## Task brief
Write out all entries word for word.
··· Records shown ···
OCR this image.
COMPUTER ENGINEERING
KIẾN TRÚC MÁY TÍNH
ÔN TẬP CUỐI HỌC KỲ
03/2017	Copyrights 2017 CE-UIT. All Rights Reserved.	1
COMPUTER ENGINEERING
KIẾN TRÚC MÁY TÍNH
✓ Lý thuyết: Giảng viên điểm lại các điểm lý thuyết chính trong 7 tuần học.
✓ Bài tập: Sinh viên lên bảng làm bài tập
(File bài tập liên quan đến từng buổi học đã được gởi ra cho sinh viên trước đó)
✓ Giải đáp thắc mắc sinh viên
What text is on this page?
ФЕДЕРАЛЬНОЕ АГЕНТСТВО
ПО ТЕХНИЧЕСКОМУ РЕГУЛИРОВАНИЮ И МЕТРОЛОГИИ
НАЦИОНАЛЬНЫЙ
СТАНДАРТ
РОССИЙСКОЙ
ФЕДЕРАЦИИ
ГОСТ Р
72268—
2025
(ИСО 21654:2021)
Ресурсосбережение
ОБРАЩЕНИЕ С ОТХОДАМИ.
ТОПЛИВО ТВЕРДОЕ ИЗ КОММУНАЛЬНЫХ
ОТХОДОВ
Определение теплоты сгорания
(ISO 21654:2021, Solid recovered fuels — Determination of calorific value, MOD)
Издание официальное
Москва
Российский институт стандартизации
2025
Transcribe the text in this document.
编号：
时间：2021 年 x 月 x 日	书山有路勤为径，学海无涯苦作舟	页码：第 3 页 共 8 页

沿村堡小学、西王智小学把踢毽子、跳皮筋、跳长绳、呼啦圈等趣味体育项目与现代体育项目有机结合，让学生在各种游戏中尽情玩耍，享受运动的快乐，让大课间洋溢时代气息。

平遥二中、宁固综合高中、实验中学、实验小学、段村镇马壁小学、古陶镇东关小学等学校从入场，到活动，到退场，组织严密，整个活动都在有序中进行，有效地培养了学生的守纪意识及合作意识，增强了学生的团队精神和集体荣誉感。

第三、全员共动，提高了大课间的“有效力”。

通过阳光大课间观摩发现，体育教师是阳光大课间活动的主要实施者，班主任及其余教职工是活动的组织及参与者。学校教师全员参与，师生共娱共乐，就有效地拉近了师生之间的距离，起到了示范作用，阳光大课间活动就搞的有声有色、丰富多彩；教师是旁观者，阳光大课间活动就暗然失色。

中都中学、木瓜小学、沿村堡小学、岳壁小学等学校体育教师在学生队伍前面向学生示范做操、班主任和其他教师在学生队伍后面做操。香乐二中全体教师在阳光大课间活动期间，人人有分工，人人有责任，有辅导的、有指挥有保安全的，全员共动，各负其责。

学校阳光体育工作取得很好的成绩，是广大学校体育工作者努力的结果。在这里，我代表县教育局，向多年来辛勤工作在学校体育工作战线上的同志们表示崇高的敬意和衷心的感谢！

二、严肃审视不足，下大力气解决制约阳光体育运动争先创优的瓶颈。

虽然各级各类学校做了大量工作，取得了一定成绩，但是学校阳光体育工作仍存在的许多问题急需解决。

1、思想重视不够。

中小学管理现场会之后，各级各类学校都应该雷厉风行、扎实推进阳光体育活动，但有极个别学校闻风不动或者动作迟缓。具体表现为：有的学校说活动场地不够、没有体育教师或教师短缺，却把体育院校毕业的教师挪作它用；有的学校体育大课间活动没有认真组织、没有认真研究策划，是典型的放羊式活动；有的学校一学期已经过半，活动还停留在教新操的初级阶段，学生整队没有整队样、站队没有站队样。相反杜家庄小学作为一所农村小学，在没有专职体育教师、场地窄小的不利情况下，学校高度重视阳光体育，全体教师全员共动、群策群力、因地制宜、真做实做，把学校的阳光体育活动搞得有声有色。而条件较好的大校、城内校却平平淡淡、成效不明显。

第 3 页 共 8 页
···
## Solution to this problem
OCR this image.
COMPUTER ENGINEERING
KIẾN TRÚC MÁY TÍNH
ÔN TẬP CUỐI HỌC KỲ
03/2017	Copyrights 2017 CE-UIT. All Rights Reserved.	1
COMPUTER ENGINEERING
KIẾN TRÚC MÁY TÍNH
✓ Lý thuyết: Giảng viên điểm lại các điểm lý thuyết chính trong 7 tuần học.
✓ Bài tập: Sinh viên lên bảng làm bài tập
(File bài tập liên quan đến từng buổi học đã được gởi ra cho sinh viên trước đó)
✓ Giải đáp thắc mắc sinh viên
What text is on this page?
ФЕДЕРАЛЬНОЕ АГЕНТСТВО
ПО ТЕХНИЧЕСКОМУ РЕГУЛИРОВАНИЮ И МЕТРОЛОГИИ
НАЦИОНАЛЬНЫЙ
СТАНДАРТ
РОССИЙСКОЙ
ФЕДЕРАЦИИ
ГОСТ Р
72268—
2025
(ИСО 21654:2021)
Ресурсосбережение
ОБРАЩЕНИЕ С ОТХОДАМИ.
ТОПЛИВО ТВЕРДОЕ ИЗ КОММУНАЛЬНЫХ
ОТХОДОВ
Определение теплоты сгорания
(ISO 21654:2021, Solid recovered fuels — Determination of calorific value, MOD)
Издание официальное
Москва
Российский институт стандартизации
2025
Transcribe the text in this document.
编号：
时间：2021 年 x 月 x 日	书山有路勤为径，学海无涯苦作舟	页码：第 3 页 共 8 页

沿村堡小学、西王智小学把踢毽子、跳皮筋、跳长绳、呼啦圈等趣味体育项目与现代体育项目有机结合，让学生在各种游戏中尽情玩耍，享受运动的快乐，让大课间洋溢时代气息。

平遥二中、宁固综合高中、实验中学、实验小学、段村镇马壁小学、古陶镇东关小学等学校从入场，到活动，到退场，组织严密，整个活动都在有序中进行，有效地培养了学生的守纪意识及合作意识，增强了学生的团队精神和集体荣誉感。

第三、全员共动，提高了大课间的“有效力”。

通过阳光大课间观摩发现，体育教师是阳光大课间活动的主要实施者，班主任及其余教职工是活动的组织及参与者。学校教师全员参与，师生共娱共乐，就有效地拉近了师生之间的距离，起到了示范作用，阳光大课间活动就搞的有声有色、丰富多彩；教师是旁观者，阳光大课间活动就暗然失色。

中都中学、木瓜小学、沿村堡小学、岳壁小学等学校体育教师在学生队伍前面向学生示范做操、班主任和其他教师在学生队伍后面做操。香乐二中全体教师在阳光大课间活动期间，人人有分工，人人有责任，有辅导的、有指挥有保安全的，全员共动，各负其责。

学校阳光体育工作取得很好的成绩，是广大学校体育工作者努力的结果。在这里，我代表县教育局，向多年来辛勤工作在学校体育工作战线上的同志们表示崇高的敬意和衷心的感谢！

二、严肃审视不足，下大力气解决制约阳光体育运动争先创优的瓶颈。

虽然各级各类学校做了大量工作，取得了一定成绩，但是学校阳光体育工作仍存在的许多问题急需解决。

1、思想重视不够。

中小学管理现场会之后，各级各类学校都应该雷厉风行、扎实推进阳光体育活动，但有极个别学校闻风不动或者动作迟缓。具体表现为：有的学校说活动场地不够、没有体育教师或教师短缺，却把体育院校毕业的教师挪作它用；有的学校体育大课间活动没有认真组织、没有认真研究策划，是典型的放羊式活动；有的学校一学期已经过半，活动还停留在教新操的初级阶段，学生整队没有整队样、站队没有站队样。相反杜家庄小学作为一所农村小学，在没有专职体育教师、场地窄小的不利情况下，学校高度重视阳光体育，全体教师全员共动、群策群力、因地制宜、真做实做，把学校的阳光体育活动搞得有声有色。而条件较好的大校、城内校却平平淡淡、成效不明显。

第 3 页 共 8 页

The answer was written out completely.